>> Begin

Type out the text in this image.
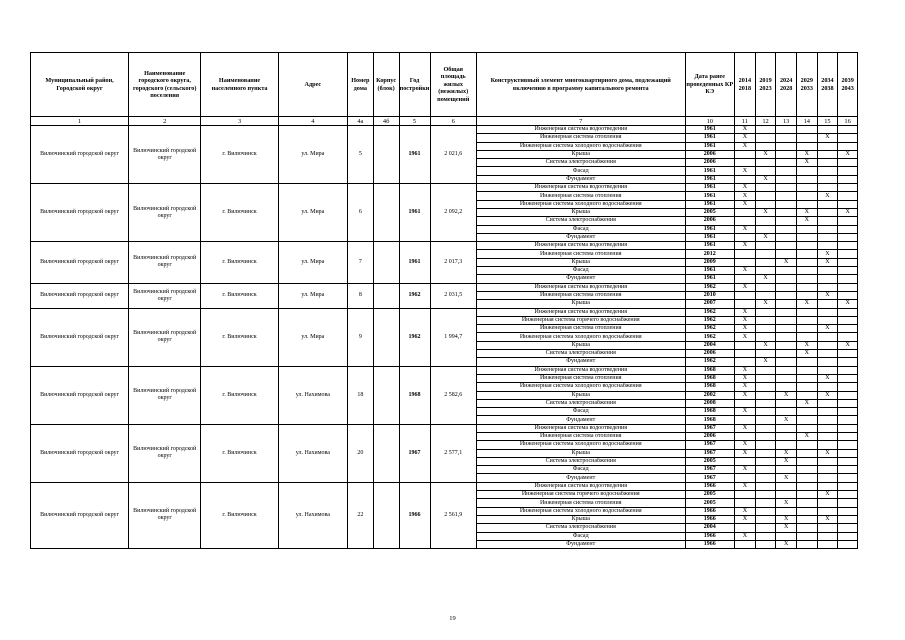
Муниципальный район, Городской округ	Наименование городского округа, городского (сельского) поселения	Наименование населенного пункта	Адрес	Номер дома	Корпус (блок)	Год постройки	Общая площадь жилых (нежилых) помещений	Конструктивный элемент многоквартирного дома, подлежащий включению в программу капитального ремонта	Дата ранее проведенных КР КЭ	2014 2018	2019 2023	2024 2028	2029 2033	2034 2038	2039 2043
1	2	3	4	4а	4б	5	6	7	10	11	12	13	14	15	16
Вилючинский городской округ	Вилючинский городской округ	г. Вилючинск	ул. Мира	5		1961	2 021,6	Инженерная система водоотведения	1961	X					
								Инженерная система отопления	1961	X				X	
								Инженерная система холодного водоснабжения	1961	X					
								Крыша	2006		X		X		X
								Система электроснабжения	2006				X		
								Фасад	1961	X					
								Фундамент	1961		X				
Вилючинский городской округ	Вилючинский городской округ	г. Вилючинск	ул. Мира	6		1961	2 092,2	Инженерная система водоотведения	1961	X					
								Инженерная система отопления	1961	X				X	
								Инженерная система холодного водоснабжения	1961	X					
								Крыша	2005		X		X		X
								Система электроснабжения	2006				X		
								Фасад	1961	X					
								Фундамент	1961		X				
Вилючинский городской округ	Вилючинский городской округ	г. Вилючинск	ул. Мира	7		1961	2 017,3	Инженерная система водоотведения	1961	X					
								Инженерная система отопления	2012					X	
								Крыша	2009			X		X	
								Фасад	1961	X					
								Фундамент	1961		X				
Вилючинский городской округ	Вилючинский городской округ	г. Вилючинск	ул. Мира	8		1962	2 031,5	Инженерная система водоотведения	1962	X					
								Инженерная система отопления	2010					X	
								Крыша	2007		X		X		X
Вилючинский городской округ	Вилючинский городской округ	г. Вилючинск	ул. Мира	9		1962	1 994,7	Инженерная система водоотведения	1962	X					
								Инженерная система горячего водоснабжения	1962	X					
								Инженерная система отопления	1962	X				X	
								Инженерная система холодного водоснабжения	1962	X					
								Крыша	2004		X		X		X
								Система электроснабжения	2006				X		
								Фундамент	1962		X				
Вилючинский городской округ	Вилючинский городской округ	г. Вилючинск	ул. Нахимова	18		1968	2 582,6	Инженерная система водоотведения	1968	X					
								Инженерная система отопления	1968	X				X	
								Инженерная система холодного водоснабжения	1968	X					
								Крыша	2002	X		X		X	
								Система электроснабжения	2008				X		
								Фасад	1968	X					
								Фундамент	1968			X			
Вилючинский городской округ	Вилючинский городской округ	г. Вилючинск	ул. Нахимова	20		1967	2 577,1	Инженерная система водоотведения	1967	X					
								Инженерная система отопления	2006				X		
								Инженерная система холодного водоснабжения	1967	X					
								Крыша	1967	X		X		X	
								Система электроснабжения	2005			X			
								Фасад	1967	X					
								Фундамент	1967			X			
Вилючинский городской округ	Вилючинский городской округ	г. Вилючинск	ул. Нахимова	22		1966	2 561,9	Инженерная система водоотведения	1966	X					
								Инженерная система горячего водоснабжения	2005					X	
								Инженерная система отопления	2005			X			
								Инженерная система холодного водоснабжения	1966	X					
								Крыша	1966	X		X		X	
								Система электроснабжения	2004			X			
								Фасад	1966	X					
								Фундамент	1966			X			
19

>> End

Direction: Write out the whole listing exactly, and drop the pictures.

Worked answer:
Type out the text in this image.
Муниципальный район, Городской округ	Наименование городского округа, городского (сельского) поселения	Наименование населенного пункта	Адрес	Номер дома	Корпус (блок)	Год постройки	Общая площадь жилых (нежилых) помещений	Конструктивный элемент многоквартирного дома, подлежащий включению в программу капитального ремонта	Дата ранее проведенных КР КЭ	2014 2018	2019 2023	2024 2028	2029 2033	2034 2038	2039 2043
1	2	3	4	4а	4б	5	6	7	10	11	12	13	14	15	16
Вилючинский городской округ	Вилючинский городской округ	г. Вилючинск	ул. Мира	5		1961	2 021,6	Инженерная система водоотведения	1961	X					
								Инженерная система отопления	1961	X				X	
								Инженерная система холодного водоснабжения	1961	X					
								Крыша	2006		X		X		X
								Система электроснабжения	2006				X		
								Фасад	1961	X					
								Фундамент	1961		X				
Вилючинский городской округ	Вилючинский городской округ	г. Вилючинск	ул. Мира	6		1961	2 092,2	Инженерная система водоотведения	1961	X					
								Инженерная система отопления	1961	X				X	
								Инженерная система холодного водоснабжения	1961	X					
								Крыша	2005		X		X		X
								Система электроснабжения	2006				X		
								Фасад	1961	X					
								Фундамент	1961		X				
Вилючинский городской округ	Вилючинский городской округ	г. Вилючинск	ул. Мира	7		1961	2 017,3	Инженерная система водоотведения	1961	X					
								Инженерная система отопления	2012					X	
								Крыша	2009			X		X	
								Фасад	1961	X					
								Фундамент	1961		X				
Вилючинский городской округ	Вилючинский городской округ	г. Вилючинск	ул. Мира	8		1962	2 031,5	Инженерная система водоотведения	1962	X					
								Инженерная система отопления	2010					X	
								Крыша	2007		X		X		X
Вилючинский городской округ	Вилючинский городской округ	г. Вилючинск	ул. Мира	9		1962	1 994,7	Инженерная система водоотведения	1962	X					
								Инженерная система горячего водоснабжения	1962	X					
								Инженерная система отопления	1962	X				X	
								Инженерная система холодного водоснабжения	1962	X					
								Крыша	2004		X		X		X
								Система электроснабжения	2006				X		
								Фундамент	1962		X				
Вилючинский городской округ	Вилючинский городской округ	г. Вилючинск	ул. Нахимова	18		1968	2 582,6	Инженерная система водоотведения	1968	X					
								Инженерная система отопления	1968	X				X	
								Инженерная система холодного водоснабжения	1968	X					
								Крыша	2002	X		X		X	
								Система электроснабжения	2008				X		
								Фасад	1968	X					
								Фундамент	1968			X			
Вилючинский городской округ	Вилючинский городской округ	г. Вилючинск	ул. Нахимова	20		1967	2 577,1	Инженерная система водоотведения	1967	X					
								Инженерная система отопления	2006				X		
								Инженерная система холодного водоснабжения	1967	X					
								Крыша	1967	X		X		X	
								Система электроснабжения	2005			X			
								Фасад	1967	X					
								Фундамент	1967			X			
Вилючинский городской округ	Вилючинский городской округ	г. Вилючинск	ул. Нахимова	22		1966	2 561,9	Инженерная система водоотведения	1966	X					
								Инженерная система горячего водоснабжения	2005					X	
								Инженерная система отопления	2005			X			
								Инженерная система холодного водоснабжения	1966	X					
								Крыша	1966	X		X		X	
								Система электроснабжения	2004			X			
								Фасад	1966	X					
								Фундамент	1966			X			
19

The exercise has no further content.